§ **SET PROBLEM**
Gather, from the listing beneath this task, every line holding the string "λexc".

§ **MATERIALS PROVIDED**
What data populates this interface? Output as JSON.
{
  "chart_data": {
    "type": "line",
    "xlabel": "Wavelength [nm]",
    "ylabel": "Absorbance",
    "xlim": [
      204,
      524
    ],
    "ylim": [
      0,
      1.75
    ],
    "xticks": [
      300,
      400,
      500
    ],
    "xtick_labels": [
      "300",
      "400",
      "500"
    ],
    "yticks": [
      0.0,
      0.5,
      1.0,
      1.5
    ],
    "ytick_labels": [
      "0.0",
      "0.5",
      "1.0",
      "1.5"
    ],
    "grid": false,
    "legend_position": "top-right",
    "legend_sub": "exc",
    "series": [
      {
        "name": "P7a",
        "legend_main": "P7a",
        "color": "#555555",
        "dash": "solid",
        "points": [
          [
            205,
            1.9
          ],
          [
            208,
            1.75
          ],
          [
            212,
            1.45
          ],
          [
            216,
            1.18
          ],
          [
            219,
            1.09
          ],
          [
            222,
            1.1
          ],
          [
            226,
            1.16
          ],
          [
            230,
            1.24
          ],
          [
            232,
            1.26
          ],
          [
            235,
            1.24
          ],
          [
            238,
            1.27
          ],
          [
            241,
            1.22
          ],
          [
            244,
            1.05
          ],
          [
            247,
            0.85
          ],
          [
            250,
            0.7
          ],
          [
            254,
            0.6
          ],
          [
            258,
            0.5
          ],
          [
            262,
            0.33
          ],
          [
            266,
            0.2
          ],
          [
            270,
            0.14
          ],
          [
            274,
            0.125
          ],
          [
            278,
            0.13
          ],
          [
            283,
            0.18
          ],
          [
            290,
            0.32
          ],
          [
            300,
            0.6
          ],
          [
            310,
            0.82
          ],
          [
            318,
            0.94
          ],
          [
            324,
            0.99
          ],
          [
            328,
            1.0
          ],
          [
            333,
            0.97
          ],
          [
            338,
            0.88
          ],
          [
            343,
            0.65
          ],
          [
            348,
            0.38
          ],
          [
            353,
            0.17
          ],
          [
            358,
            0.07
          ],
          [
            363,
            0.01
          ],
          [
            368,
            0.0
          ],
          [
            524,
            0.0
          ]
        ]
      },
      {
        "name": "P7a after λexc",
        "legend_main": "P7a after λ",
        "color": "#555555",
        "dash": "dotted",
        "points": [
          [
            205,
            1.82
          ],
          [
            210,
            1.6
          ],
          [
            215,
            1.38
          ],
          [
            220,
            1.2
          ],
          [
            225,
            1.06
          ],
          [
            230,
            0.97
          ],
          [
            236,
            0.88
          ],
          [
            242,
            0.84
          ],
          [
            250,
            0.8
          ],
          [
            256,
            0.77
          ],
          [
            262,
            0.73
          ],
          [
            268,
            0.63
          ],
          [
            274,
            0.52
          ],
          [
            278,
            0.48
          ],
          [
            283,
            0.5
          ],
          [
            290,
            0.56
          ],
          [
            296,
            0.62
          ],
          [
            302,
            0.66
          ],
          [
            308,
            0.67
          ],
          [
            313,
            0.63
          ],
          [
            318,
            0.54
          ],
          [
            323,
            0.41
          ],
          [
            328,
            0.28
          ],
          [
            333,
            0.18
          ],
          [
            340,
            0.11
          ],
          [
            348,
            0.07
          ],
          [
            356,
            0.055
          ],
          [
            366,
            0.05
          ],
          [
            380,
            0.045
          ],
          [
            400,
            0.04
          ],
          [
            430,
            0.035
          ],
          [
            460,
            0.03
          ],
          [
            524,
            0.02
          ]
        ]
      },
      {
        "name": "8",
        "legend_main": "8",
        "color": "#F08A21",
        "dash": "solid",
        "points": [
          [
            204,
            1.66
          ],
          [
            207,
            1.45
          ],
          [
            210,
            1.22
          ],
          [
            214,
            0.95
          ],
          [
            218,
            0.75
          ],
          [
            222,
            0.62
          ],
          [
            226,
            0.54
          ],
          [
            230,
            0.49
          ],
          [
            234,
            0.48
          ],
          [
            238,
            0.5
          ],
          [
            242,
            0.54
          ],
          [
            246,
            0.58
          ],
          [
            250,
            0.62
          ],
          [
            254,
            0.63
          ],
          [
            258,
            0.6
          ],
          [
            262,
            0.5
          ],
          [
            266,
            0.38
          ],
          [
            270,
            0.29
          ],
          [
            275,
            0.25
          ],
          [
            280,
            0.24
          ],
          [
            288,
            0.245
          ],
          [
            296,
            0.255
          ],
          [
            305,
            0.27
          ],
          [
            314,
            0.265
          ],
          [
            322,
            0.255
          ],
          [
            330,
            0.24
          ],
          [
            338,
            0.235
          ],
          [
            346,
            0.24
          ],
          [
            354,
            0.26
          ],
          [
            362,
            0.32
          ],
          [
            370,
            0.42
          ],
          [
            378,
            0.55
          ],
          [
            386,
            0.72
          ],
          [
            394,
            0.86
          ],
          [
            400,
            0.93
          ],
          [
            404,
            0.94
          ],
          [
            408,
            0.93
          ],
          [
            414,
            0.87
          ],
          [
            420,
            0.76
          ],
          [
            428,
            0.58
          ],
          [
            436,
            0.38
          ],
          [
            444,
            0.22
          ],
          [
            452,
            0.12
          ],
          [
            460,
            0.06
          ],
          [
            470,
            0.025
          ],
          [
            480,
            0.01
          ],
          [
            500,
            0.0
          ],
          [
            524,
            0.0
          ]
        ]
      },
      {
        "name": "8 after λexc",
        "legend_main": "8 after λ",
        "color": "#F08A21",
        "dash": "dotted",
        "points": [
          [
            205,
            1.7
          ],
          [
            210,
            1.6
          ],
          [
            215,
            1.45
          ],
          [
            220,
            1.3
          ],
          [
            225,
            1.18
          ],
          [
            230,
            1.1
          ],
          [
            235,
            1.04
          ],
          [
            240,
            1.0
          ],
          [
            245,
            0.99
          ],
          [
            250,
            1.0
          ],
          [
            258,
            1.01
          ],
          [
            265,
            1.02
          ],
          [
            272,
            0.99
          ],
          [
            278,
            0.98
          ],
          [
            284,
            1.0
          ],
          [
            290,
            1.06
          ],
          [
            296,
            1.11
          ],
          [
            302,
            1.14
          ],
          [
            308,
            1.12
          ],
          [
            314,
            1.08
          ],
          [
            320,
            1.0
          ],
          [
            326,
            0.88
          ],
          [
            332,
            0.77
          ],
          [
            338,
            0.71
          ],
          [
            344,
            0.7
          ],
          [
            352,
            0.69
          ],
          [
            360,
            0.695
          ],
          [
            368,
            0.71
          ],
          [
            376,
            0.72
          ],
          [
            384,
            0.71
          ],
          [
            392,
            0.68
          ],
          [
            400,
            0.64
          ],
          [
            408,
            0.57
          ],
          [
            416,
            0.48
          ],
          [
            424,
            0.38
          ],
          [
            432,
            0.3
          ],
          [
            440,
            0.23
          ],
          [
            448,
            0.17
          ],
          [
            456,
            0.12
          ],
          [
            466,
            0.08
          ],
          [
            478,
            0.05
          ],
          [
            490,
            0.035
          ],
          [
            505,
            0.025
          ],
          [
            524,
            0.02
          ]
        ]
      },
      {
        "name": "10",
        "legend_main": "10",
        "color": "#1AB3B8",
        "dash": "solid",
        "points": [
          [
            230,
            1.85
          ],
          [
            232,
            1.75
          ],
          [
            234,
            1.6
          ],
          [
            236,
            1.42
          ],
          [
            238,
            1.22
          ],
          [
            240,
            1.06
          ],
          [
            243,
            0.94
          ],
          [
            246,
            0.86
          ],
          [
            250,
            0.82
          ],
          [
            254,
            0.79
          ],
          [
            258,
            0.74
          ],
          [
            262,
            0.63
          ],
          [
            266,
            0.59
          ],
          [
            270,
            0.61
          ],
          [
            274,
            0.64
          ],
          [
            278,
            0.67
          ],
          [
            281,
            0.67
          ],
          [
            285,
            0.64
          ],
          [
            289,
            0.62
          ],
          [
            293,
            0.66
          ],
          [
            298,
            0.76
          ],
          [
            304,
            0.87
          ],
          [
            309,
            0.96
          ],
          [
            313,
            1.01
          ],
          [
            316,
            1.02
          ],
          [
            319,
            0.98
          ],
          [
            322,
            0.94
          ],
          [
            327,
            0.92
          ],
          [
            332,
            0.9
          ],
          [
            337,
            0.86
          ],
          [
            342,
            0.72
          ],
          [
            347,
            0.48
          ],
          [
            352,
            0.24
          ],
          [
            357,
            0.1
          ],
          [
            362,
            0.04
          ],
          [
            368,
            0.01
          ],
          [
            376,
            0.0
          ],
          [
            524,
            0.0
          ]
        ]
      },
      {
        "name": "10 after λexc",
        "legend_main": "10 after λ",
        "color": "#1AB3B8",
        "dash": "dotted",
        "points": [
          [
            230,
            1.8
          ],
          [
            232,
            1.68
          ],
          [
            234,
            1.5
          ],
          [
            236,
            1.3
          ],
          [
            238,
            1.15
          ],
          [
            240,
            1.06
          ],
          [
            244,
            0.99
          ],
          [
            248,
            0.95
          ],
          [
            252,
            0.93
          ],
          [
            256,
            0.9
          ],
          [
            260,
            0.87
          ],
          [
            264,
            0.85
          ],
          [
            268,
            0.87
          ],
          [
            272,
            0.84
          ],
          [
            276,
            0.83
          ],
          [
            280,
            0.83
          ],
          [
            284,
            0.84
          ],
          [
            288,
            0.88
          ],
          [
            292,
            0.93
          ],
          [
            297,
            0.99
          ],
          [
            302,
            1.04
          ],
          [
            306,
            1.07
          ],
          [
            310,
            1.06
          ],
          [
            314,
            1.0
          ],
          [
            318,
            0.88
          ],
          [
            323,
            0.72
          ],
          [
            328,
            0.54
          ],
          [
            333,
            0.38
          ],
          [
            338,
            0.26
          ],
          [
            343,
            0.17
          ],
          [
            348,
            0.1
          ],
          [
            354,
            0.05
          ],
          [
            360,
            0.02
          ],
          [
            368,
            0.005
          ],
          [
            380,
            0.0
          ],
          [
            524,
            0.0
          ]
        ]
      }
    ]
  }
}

§ **REPLY TO THE TASK**
        "name": "P7a after λexc",
        "name": "8 after λexc",
        "name": "10 after λexc",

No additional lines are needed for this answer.